할 일: 자료에서 "x-axis-label: 1814 — [343, 1352, 374, 1408]" 문구가 있는 줄부터 "x-axis-label: 1906 — [2019, 1352, 2050, 1408]" 문구가 있는 줄까지, 양 끝 줄을 포함해 한 글자도 바꾸지 말고 그대로 뽑아 옮겨 주세요.

연습 자료:
____________

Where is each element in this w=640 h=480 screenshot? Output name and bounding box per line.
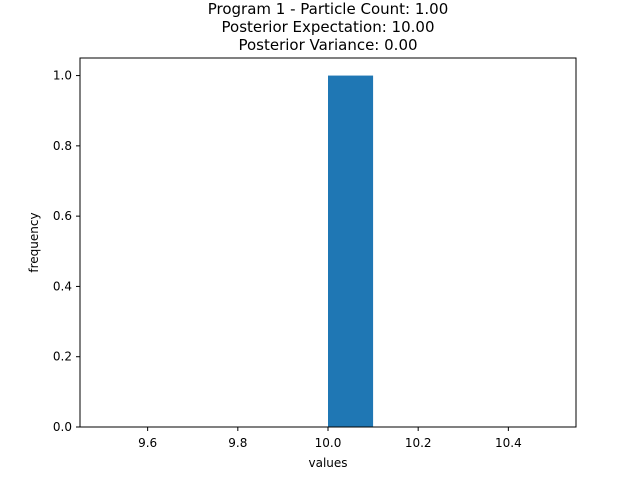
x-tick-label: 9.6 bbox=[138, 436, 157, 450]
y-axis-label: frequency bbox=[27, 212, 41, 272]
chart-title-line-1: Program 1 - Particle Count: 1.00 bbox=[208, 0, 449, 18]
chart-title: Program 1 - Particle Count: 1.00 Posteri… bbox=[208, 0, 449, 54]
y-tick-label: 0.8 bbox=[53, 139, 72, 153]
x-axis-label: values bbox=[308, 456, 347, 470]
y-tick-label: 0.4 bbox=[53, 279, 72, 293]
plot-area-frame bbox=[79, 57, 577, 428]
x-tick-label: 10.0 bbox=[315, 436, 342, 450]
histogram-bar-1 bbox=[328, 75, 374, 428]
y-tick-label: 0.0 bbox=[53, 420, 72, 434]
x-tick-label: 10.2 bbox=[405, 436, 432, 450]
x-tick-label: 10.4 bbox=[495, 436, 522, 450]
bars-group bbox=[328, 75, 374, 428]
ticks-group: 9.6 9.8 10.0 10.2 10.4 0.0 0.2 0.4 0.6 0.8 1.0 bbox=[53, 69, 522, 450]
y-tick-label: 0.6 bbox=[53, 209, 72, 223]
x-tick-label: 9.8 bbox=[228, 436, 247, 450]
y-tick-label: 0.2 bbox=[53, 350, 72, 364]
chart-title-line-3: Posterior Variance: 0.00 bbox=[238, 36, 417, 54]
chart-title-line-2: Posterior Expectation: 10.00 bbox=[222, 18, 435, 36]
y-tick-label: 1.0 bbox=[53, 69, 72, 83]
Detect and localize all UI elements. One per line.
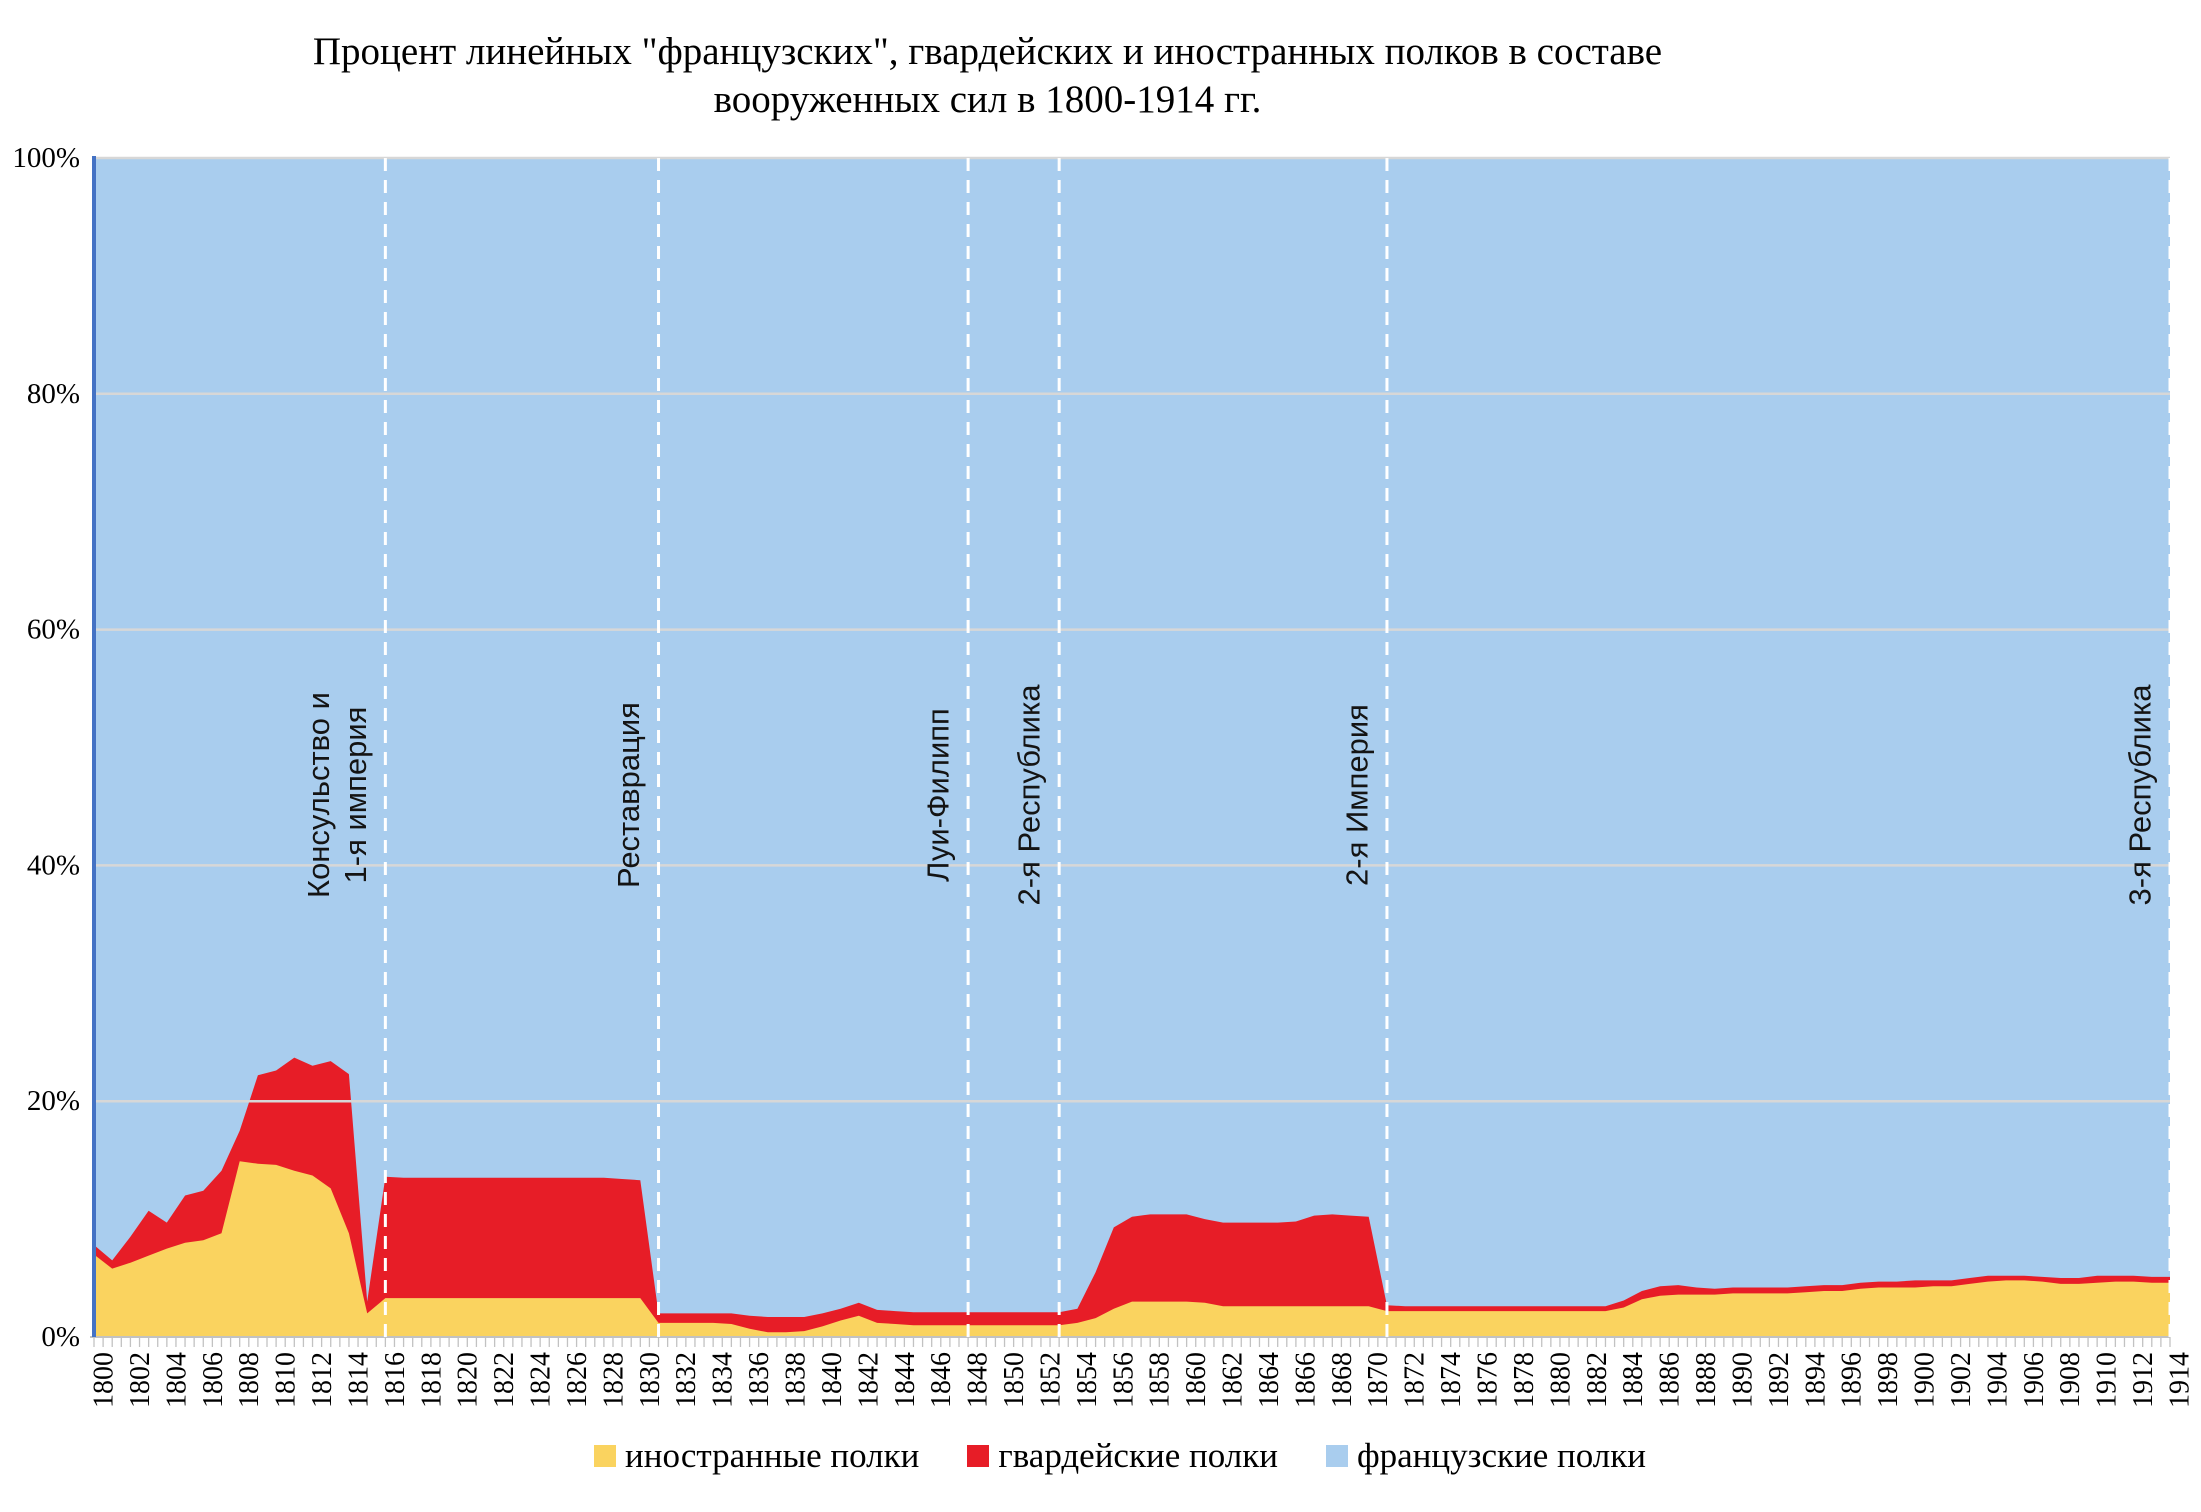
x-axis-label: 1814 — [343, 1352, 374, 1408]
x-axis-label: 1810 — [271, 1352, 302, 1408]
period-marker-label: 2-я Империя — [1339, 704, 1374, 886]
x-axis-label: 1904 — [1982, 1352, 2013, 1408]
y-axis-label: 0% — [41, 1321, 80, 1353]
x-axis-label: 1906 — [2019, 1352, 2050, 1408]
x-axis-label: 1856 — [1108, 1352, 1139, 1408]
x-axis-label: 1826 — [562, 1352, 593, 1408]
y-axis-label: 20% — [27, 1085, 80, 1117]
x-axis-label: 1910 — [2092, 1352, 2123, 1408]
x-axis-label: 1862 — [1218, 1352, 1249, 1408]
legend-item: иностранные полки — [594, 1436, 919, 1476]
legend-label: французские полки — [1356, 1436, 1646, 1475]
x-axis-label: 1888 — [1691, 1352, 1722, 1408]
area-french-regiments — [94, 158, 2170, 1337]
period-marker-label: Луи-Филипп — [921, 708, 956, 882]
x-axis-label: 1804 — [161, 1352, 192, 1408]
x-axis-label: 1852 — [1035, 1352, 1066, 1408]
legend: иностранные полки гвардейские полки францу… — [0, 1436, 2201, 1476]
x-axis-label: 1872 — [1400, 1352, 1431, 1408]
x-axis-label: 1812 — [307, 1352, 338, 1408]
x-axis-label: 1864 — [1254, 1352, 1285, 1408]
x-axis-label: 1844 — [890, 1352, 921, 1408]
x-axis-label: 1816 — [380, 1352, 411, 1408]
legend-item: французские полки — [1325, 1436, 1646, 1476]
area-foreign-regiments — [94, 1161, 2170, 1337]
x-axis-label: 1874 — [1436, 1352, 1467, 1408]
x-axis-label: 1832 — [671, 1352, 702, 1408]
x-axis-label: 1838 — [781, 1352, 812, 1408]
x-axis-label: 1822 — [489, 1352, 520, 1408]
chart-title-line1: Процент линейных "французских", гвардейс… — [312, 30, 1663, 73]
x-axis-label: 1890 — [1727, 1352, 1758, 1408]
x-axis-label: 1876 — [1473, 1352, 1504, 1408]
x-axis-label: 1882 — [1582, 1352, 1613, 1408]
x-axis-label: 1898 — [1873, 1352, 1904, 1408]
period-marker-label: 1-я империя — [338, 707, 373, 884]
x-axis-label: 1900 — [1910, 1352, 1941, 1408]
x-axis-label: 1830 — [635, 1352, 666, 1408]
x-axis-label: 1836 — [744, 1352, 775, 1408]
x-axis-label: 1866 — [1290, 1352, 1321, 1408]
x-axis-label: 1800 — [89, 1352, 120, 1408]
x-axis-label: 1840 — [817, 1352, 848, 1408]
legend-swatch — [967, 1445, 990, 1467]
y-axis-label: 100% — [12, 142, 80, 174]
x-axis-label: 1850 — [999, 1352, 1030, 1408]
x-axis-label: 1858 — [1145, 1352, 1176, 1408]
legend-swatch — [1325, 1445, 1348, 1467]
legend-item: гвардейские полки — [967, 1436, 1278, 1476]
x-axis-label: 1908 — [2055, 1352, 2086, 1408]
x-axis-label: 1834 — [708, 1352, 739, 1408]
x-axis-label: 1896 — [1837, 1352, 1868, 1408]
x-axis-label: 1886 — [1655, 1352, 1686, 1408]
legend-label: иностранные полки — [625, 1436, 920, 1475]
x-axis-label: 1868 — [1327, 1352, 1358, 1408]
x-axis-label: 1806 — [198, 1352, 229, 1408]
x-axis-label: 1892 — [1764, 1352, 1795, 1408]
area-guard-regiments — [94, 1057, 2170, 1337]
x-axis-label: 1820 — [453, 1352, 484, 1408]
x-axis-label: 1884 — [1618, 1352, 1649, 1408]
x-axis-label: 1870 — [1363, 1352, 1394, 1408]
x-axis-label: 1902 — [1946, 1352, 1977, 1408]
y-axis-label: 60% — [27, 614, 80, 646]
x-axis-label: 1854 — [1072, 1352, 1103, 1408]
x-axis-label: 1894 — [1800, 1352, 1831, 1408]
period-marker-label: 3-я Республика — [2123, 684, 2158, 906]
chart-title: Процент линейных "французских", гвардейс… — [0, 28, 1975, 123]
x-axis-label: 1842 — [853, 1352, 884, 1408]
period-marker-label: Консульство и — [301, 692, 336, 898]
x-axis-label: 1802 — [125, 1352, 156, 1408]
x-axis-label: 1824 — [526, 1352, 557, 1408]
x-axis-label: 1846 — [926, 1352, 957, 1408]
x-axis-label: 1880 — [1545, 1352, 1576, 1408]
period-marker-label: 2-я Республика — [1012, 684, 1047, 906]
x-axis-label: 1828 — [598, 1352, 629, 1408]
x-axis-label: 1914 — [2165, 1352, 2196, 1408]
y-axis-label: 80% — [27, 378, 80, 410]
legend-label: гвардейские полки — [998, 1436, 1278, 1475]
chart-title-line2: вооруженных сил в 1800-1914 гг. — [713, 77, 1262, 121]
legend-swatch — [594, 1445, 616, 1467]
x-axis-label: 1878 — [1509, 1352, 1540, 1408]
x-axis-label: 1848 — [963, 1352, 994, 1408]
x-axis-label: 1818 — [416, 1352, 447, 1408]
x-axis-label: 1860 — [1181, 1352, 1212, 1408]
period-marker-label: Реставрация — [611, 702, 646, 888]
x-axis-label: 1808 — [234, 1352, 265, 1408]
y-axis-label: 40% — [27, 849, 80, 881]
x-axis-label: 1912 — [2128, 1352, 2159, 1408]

____________

정답 풀이:
x-axis-label: 1814 — [343, 1352, 374, 1408]
x-axis-label: 1810 — [271, 1352, 302, 1408]
period-marker-label: 2-я Империя — [1339, 704, 1374, 886]
x-axis-label: 1904 — [1982, 1352, 2013, 1408]
y-axis-label: 0% — [41, 1321, 80, 1353]
x-axis-label: 1906 — [2019, 1352, 2050, 1408]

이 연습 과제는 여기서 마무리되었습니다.